## begin THE RECORDS
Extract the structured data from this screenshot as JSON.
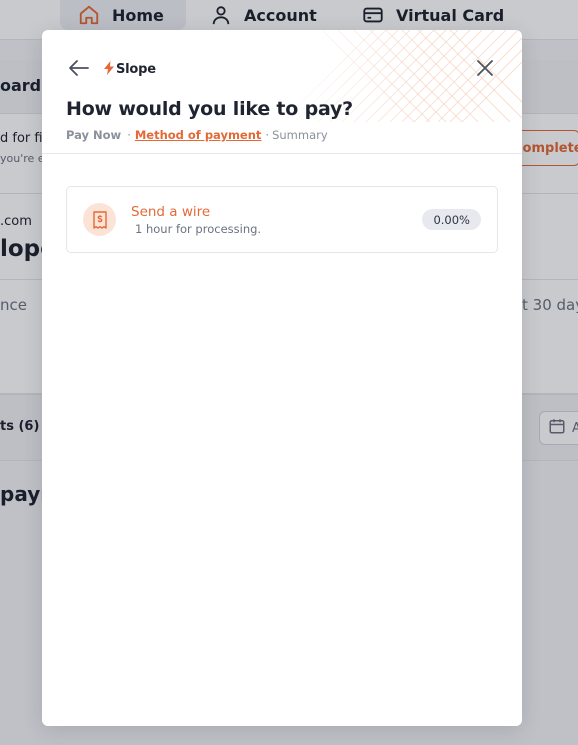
{
  "background": {
    "nav": {
      "home_label": "Home",
      "account_label": "Account",
      "virtual_card_label": "Virtual Card"
    },
    "fragments": {
      "dashboard": "oard",
      "find_line": "d for fin",
      "youre_line": "you're e",
      "complete": "Complete",
      "email_suffix": ".com",
      "slope_word": "lope",
      "balance": "nce",
      "last_days": "t 30 day",
      "payments_tab": "ts (6)",
      "pay_heading": "payr",
      "cal_letter": "A"
    }
  },
  "modal": {
    "logo_text": "Slope",
    "title": "How would you like to pay?",
    "steps": {
      "step1": "Pay Now",
      "step2": "Method of payment",
      "step3": "Summary",
      "separator": "·"
    },
    "option": {
      "title": "Send a wire",
      "subtitle": "1 hour for processing.",
      "fee": "0.00%"
    }
  },
  "colors": {
    "accent": "#e36a37",
    "overlay": "rgba(10,14,30,0.22)"
  }
}
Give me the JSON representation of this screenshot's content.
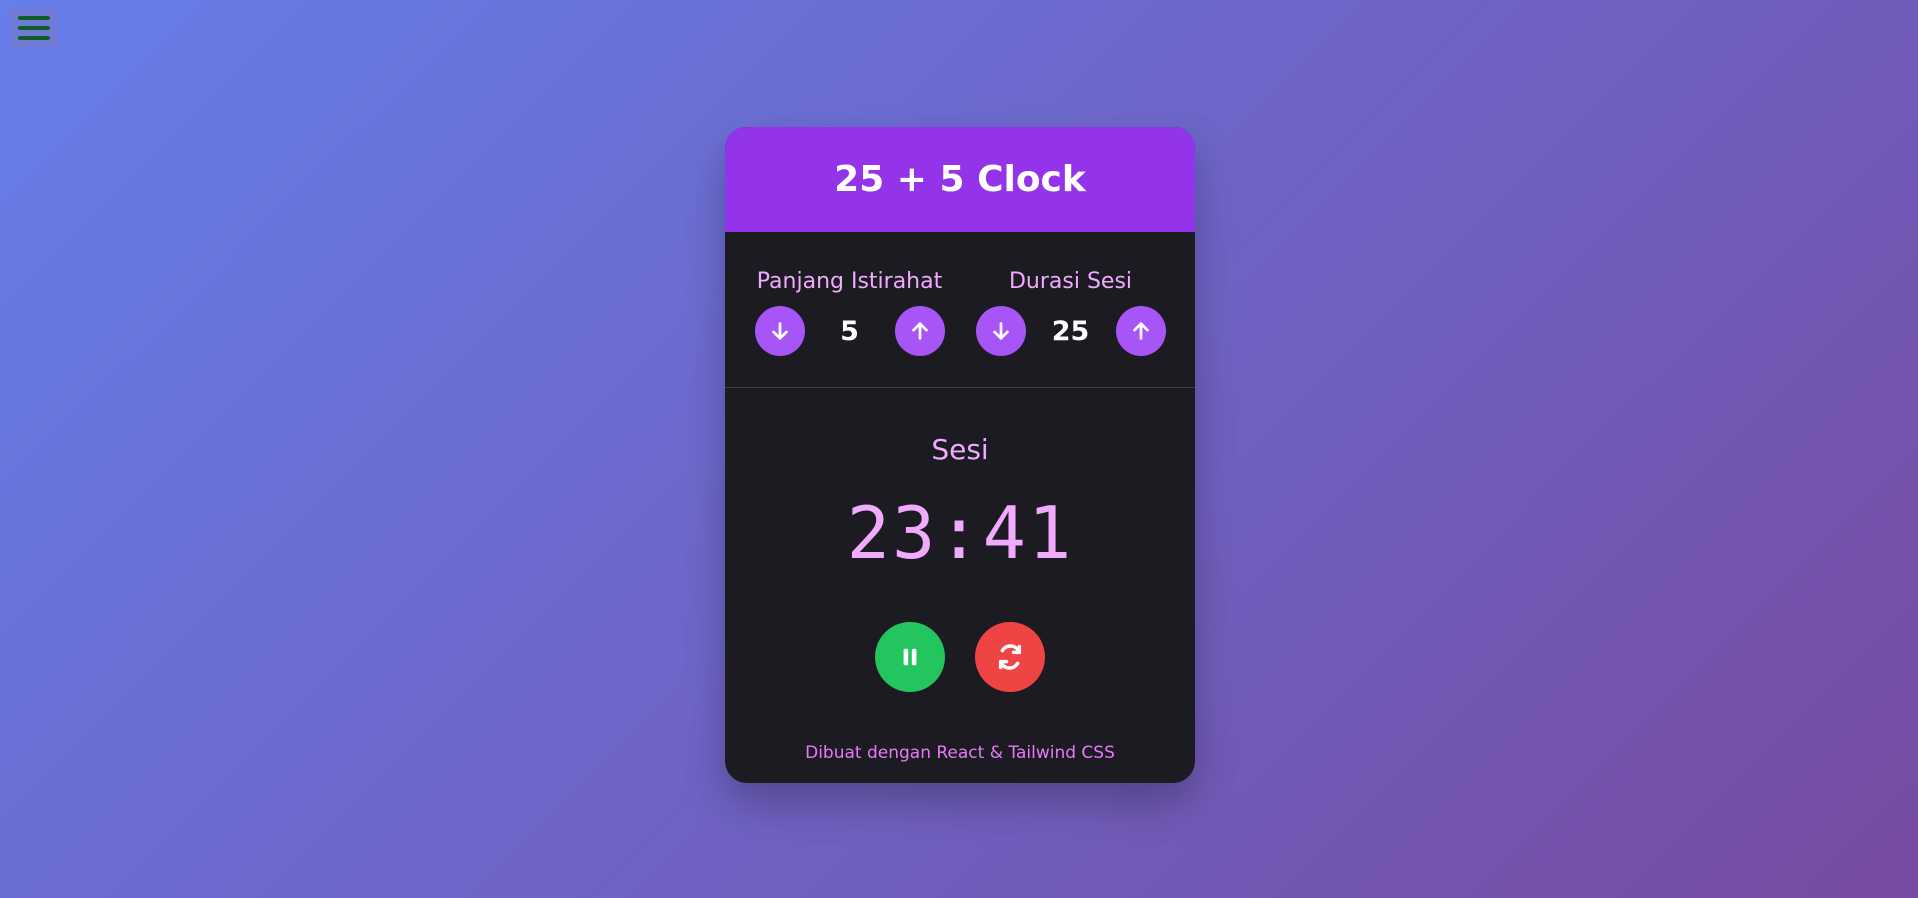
{
  "header": {
    "title": "25 + 5 Clock"
  },
  "break": {
    "label": "Panjang Istirahat",
    "value": "5"
  },
  "session": {
    "label": "Durasi Sesi",
    "value": "25"
  },
  "timer": {
    "label": "Sesi",
    "time": "23:41"
  },
  "footer": {
    "text": "Dibuat dengan React & Tailwind CSS"
  },
  "icons": {
    "menu": "hamburger-menu-icon",
    "decrement": "arrow-down-icon",
    "increment": "arrow-up-icon",
    "play_pause": "pause-icon",
    "reset": "refresh-icon"
  },
  "colors": {
    "accent": "#9333ea",
    "control": "#a855f7",
    "card": "#1c1b22",
    "text_accent": "#f0abfc",
    "pause": "#22c55e",
    "reset": "#ef4444"
  }
}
## end THE RECORDS
■ WHAT YOU ARE ASKED TO DO ■
Quote exactly the lines from the one that contains "Give me the" through the end of the listing above, both ends included, leaving out the pictures.

■ WORKED ANSWER ■
Give me the JSON representation of this screenshot's content.
{
  "header": {
    "title": "25 + 5 Clock"
  },
  "break": {
    "label": "Panjang Istirahat",
    "value": "5"
  },
  "session": {
    "label": "Durasi Sesi",
    "value": "25"
  },
  "timer": {
    "label": "Sesi",
    "time": "23:41"
  },
  "footer": {
    "text": "Dibuat dengan React & Tailwind CSS"
  },
  "icons": {
    "menu": "hamburger-menu-icon",
    "decrement": "arrow-down-icon",
    "increment": "arrow-up-icon",
    "play_pause": "pause-icon",
    "reset": "refresh-icon"
  },
  "colors": {
    "accent": "#9333ea",
    "control": "#a855f7",
    "card": "#1c1b22",
    "text_accent": "#f0abfc",
    "pause": "#22c55e",
    "reset": "#ef4444"
  }
}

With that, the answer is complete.